Entries ▸
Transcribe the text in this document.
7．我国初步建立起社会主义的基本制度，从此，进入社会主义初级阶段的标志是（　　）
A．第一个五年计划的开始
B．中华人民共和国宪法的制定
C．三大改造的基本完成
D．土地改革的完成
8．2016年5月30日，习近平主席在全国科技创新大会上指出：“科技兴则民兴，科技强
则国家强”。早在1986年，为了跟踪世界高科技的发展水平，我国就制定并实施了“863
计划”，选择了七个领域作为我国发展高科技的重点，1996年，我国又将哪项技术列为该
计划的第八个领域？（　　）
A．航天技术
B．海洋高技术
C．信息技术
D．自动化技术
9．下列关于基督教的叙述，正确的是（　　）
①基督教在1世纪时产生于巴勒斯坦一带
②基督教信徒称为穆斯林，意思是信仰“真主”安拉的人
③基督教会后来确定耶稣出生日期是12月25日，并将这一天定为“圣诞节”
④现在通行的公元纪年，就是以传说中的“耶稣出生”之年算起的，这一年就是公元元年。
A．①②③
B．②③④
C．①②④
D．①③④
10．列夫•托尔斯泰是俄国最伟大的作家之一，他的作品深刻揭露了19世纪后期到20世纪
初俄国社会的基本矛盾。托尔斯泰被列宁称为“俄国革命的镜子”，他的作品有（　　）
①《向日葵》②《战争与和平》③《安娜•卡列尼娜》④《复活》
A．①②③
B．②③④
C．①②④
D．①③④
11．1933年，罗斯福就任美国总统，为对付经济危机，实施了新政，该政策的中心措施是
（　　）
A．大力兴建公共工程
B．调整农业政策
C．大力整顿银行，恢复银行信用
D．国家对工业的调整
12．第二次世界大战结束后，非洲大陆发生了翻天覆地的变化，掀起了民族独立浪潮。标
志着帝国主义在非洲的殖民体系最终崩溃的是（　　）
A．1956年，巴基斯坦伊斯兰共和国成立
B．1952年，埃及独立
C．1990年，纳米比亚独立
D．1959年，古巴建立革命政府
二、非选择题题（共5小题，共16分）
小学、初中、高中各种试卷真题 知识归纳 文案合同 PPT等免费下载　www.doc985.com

What this task involves ▸ Write the listing out again, exactly as shown above.

The answer ▸
Transcribe the text in this document.
7．我国初步建立起社会主义的基本制度，从此，进入社会主义初级阶段的标志是（　　）
A．第一个五年计划的开始
B．中华人民共和国宪法的制定
C．三大改造的基本完成
D．土地改革的完成
8．2016年5月30日，习近平主席在全国科技创新大会上指出：“科技兴则民兴，科技强
则国家强”。早在1986年，为了跟踪世界高科技的发展水平，我国就制定并实施了“863
计划”，选择了七个领域作为我国发展高科技的重点，1996年，我国又将哪项技术列为该
计划的第八个领域？（　　）
A．航天技术
B．海洋高技术
C．信息技术
D．自动化技术
9．下列关于基督教的叙述，正确的是（　　）
①基督教在1世纪时产生于巴勒斯坦一带
②基督教信徒称为穆斯林，意思是信仰“真主”安拉的人
③基督教会后来确定耶稣出生日期是12月25日，并将这一天定为“圣诞节”
④现在通行的公元纪年，就是以传说中的“耶稣出生”之年算起的，这一年就是公元元年。
A．①②③
B．②③④
C．①②④
D．①③④
10．列夫•托尔斯泰是俄国最伟大的作家之一，他的作品深刻揭露了19世纪后期到20世纪
初俄国社会的基本矛盾。托尔斯泰被列宁称为“俄国革命的镜子”，他的作品有（　　）
①《向日葵》②《战争与和平》③《安娜•卡列尼娜》④《复活》
A．①②③
B．②③④
C．①②④
D．①③④
11．1933年，罗斯福就任美国总统，为对付经济危机，实施了新政，该政策的中心措施是
（　　）
A．大力兴建公共工程
B．调整农业政策
C．大力整顿银行，恢复银行信用
D．国家对工业的调整
12．第二次世界大战结束后，非洲大陆发生了翻天覆地的变化，掀起了民族独立浪潮。标
志着帝国主义在非洲的殖民体系最终崩溃的是（　　）
A．1956年，巴基斯坦伊斯兰共和国成立
B．1952年，埃及独立
C．1990年，纳米比亚独立
D．1959年，古巴建立革命政府
二、非选择题题（共5小题，共16分）
小学、初中、高中各种试卷真题 知识归纳 文案合同 PPT等免费下载　www.doc985.com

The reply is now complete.